REQUEST:
Copy out all lines in the data below containing the string "this".

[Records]
------------

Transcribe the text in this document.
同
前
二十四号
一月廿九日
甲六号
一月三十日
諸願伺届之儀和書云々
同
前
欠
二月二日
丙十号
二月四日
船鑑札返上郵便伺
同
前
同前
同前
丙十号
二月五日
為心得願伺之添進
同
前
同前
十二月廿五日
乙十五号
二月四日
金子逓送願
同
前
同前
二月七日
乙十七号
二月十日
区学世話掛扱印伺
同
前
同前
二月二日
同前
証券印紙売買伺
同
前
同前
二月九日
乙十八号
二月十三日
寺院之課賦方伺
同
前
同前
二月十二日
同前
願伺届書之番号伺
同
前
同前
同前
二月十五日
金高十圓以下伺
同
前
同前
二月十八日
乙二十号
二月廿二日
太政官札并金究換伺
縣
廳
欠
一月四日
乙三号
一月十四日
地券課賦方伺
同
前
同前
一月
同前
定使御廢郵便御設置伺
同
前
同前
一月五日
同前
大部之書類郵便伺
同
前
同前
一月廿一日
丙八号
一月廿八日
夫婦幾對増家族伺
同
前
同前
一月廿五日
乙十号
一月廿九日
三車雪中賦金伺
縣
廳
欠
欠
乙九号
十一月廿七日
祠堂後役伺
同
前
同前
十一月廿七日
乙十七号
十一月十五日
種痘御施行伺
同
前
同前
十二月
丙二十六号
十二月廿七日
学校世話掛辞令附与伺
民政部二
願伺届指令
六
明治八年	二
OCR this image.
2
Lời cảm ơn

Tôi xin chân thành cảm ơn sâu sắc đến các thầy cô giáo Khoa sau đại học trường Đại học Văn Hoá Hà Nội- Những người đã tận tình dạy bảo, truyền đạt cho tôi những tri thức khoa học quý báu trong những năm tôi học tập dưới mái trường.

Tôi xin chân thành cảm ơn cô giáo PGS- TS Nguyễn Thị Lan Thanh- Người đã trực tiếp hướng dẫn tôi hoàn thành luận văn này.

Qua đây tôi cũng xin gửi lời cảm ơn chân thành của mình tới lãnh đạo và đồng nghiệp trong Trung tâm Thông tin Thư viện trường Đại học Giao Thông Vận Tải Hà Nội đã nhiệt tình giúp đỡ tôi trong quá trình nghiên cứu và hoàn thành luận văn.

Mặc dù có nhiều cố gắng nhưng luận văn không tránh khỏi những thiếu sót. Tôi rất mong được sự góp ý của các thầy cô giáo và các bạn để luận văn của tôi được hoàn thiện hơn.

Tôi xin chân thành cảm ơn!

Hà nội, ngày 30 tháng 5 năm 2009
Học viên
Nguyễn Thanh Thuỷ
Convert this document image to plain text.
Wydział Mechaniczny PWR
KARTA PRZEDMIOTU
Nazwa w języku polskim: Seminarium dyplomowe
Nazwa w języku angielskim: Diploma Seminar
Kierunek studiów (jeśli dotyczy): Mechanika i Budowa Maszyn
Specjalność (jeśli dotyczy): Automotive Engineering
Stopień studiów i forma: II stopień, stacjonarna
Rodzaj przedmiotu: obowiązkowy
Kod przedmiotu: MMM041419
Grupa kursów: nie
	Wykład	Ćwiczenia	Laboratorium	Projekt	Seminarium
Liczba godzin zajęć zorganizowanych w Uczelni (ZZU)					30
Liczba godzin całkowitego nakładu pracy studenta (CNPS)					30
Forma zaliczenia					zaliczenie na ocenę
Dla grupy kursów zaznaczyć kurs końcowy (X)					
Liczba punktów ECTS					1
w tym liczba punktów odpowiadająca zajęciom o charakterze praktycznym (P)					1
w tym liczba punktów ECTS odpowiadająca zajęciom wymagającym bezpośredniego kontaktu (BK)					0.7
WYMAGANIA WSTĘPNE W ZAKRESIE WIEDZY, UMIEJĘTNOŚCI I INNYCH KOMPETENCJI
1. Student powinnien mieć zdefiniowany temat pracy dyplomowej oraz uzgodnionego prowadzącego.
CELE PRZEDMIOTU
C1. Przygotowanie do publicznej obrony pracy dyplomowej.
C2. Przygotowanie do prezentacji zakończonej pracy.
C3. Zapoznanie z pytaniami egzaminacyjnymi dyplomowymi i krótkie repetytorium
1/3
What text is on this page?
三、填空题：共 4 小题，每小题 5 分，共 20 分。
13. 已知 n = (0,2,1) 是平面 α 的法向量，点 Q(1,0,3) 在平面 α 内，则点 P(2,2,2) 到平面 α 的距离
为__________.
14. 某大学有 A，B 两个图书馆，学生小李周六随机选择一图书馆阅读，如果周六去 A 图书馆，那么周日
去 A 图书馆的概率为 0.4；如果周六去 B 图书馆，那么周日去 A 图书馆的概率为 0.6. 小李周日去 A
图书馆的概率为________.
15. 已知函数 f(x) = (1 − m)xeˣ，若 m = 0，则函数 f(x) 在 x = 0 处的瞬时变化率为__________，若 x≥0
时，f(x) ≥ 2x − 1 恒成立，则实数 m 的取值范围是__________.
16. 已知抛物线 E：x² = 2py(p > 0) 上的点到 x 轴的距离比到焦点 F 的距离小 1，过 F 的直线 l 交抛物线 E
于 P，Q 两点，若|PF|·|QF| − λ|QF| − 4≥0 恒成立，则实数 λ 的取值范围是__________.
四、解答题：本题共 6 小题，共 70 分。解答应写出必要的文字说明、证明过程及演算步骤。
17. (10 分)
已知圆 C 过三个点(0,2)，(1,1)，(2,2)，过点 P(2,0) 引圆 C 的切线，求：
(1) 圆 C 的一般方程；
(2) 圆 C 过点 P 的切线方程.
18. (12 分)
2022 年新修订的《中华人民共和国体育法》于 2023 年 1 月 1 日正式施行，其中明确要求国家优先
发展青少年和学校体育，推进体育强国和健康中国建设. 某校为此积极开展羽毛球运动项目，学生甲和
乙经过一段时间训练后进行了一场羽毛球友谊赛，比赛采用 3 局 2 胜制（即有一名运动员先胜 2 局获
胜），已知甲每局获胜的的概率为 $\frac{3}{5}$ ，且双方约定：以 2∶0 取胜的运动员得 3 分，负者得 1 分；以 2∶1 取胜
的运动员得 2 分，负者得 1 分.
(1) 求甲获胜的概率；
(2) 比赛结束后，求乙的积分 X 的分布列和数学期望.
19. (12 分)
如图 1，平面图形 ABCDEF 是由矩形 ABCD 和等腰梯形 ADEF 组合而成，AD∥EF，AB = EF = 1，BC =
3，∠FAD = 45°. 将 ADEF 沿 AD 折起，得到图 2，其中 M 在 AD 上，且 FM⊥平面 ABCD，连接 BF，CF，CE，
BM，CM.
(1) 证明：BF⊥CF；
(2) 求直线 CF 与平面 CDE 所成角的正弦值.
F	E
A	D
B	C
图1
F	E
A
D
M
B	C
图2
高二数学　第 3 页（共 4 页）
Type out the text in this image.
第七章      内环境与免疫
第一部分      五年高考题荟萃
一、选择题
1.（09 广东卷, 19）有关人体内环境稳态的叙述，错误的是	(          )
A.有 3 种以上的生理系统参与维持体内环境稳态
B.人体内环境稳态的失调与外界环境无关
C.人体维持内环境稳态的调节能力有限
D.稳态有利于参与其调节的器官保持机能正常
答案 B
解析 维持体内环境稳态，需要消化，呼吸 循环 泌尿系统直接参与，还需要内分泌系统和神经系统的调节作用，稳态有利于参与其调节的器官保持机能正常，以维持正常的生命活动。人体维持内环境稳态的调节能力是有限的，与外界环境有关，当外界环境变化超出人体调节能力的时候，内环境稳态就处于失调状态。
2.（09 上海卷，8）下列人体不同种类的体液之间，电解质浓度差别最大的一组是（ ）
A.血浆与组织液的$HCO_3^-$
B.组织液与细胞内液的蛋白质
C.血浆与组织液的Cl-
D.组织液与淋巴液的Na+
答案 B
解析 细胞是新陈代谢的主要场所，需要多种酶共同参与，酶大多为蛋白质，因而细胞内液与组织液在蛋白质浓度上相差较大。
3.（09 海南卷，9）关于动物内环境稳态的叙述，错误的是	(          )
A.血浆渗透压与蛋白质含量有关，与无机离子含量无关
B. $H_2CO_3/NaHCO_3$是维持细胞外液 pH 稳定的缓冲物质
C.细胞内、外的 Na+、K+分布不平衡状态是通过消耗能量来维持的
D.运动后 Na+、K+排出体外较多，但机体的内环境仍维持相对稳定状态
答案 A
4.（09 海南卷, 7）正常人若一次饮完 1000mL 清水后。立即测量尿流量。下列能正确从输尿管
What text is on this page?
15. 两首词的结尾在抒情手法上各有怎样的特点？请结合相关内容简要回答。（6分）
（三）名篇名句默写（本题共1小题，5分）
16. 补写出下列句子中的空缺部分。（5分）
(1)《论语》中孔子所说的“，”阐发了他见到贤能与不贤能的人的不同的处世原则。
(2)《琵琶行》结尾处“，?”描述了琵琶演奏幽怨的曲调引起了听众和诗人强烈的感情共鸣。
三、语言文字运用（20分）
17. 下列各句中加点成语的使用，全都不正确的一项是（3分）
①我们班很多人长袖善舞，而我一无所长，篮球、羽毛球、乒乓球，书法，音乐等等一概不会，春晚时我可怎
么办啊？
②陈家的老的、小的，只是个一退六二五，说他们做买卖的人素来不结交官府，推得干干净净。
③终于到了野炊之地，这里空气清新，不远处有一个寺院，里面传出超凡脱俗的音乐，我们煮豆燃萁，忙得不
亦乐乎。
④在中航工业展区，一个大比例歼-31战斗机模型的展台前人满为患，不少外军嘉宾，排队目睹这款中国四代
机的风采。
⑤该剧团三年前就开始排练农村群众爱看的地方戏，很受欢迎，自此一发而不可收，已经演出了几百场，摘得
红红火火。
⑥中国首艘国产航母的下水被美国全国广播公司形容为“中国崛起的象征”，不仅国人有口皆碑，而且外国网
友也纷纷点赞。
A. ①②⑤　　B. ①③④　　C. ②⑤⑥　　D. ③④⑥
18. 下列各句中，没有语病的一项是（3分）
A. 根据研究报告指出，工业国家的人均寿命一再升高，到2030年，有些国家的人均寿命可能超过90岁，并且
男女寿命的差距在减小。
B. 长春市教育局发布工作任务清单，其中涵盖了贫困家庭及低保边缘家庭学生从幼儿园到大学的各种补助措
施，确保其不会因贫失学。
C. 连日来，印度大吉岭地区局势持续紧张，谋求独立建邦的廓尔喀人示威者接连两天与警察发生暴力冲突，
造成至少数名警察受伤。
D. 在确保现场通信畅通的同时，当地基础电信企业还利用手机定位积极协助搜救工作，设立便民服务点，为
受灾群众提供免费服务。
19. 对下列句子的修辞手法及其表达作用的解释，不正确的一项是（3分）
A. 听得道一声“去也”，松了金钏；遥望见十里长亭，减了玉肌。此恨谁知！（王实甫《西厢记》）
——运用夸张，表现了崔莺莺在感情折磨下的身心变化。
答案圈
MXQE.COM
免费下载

------------

SOLUTION TO THE PROBLEM:
Transcribe the text in this document.
OCR this image.
Convert this document image to plain text.
What text is on this page?
Type out the text in this image.
What text is on this page?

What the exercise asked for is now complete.